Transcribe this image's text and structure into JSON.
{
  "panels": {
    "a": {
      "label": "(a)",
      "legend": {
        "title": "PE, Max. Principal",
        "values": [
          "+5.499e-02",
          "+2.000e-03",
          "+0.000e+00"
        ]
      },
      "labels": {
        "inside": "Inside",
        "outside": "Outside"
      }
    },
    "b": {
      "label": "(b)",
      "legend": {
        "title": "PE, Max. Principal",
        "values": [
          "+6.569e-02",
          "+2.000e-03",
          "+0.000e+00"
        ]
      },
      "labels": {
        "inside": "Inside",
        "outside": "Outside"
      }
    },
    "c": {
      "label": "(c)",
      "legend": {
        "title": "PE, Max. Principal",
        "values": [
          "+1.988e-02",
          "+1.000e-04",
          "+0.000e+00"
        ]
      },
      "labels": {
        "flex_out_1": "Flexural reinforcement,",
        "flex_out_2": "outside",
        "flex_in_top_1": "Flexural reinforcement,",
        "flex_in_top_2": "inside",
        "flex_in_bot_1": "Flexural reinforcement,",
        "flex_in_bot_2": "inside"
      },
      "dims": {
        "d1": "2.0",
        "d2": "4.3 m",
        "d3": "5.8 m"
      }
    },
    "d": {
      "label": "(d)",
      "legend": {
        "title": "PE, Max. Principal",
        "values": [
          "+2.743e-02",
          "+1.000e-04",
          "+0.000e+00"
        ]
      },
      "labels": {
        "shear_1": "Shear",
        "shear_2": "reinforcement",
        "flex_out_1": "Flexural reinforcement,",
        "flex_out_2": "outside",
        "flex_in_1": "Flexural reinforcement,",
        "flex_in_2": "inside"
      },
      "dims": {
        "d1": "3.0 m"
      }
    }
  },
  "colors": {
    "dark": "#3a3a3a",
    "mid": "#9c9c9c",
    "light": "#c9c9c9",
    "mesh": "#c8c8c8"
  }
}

» WRITTEN TASK: Exactly as they are written, print the entries again.

» OUTPUT FOR THIS TASK:
Transcribe this image's text and structure into JSON.
{
  "panels": {
    "a": {
      "label": "(a)",
      "legend": {
        "title": "PE, Max. Principal",
        "values": [
          "+5.499e-02",
          "+2.000e-03",
          "+0.000e+00"
        ]
      },
      "labels": {
        "inside": "Inside",
        "outside": "Outside"
      }
    },
    "b": {
      "label": "(b)",
      "legend": {
        "title": "PE, Max. Principal",
        "values": [
          "+6.569e-02",
          "+2.000e-03",
          "+0.000e+00"
        ]
      },
      "labels": {
        "inside": "Inside",
        "outside": "Outside"
      }
    },
    "c": {
      "label": "(c)",
      "legend": {
        "title": "PE, Max. Principal",
        "values": [
          "+1.988e-02",
          "+1.000e-04",
          "+0.000e+00"
        ]
      },
      "labels": {
        "flex_out_1": "Flexural reinforcement,",
        "flex_out_2": "outside",
        "flex_in_top_1": "Flexural reinforcement,",
        "flex_in_top_2": "inside",
        "flex_in_bot_1": "Flexural reinforcement,",
        "flex_in_bot_2": "inside"
      },
      "dims": {
        "d1": "2.0",
        "d2": "4.3 m",
        "d3": "5.8 m"
      }
    },
    "d": {
      "label": "(d)",
      "legend": {
        "title": "PE, Max. Principal",
        "values": [
          "+2.743e-02",
          "+1.000e-04",
          "+0.000e+00"
        ]
      },
      "labels": {
        "shear_1": "Shear",
        "shear_2": "reinforcement",
        "flex_out_1": "Flexural reinforcement,",
        "flex_out_2": "outside",
        "flex_in_1": "Flexural reinforcement,",
        "flex_in_2": "inside"
      },
      "dims": {
        "d1": "3.0 m"
      }
    }
  },
  "colors": {
    "dark": "#3a3a3a",
    "mid": "#9c9c9c",
    "light": "#c9c9c9",
    "mesh": "#c8c8c8"
  }
}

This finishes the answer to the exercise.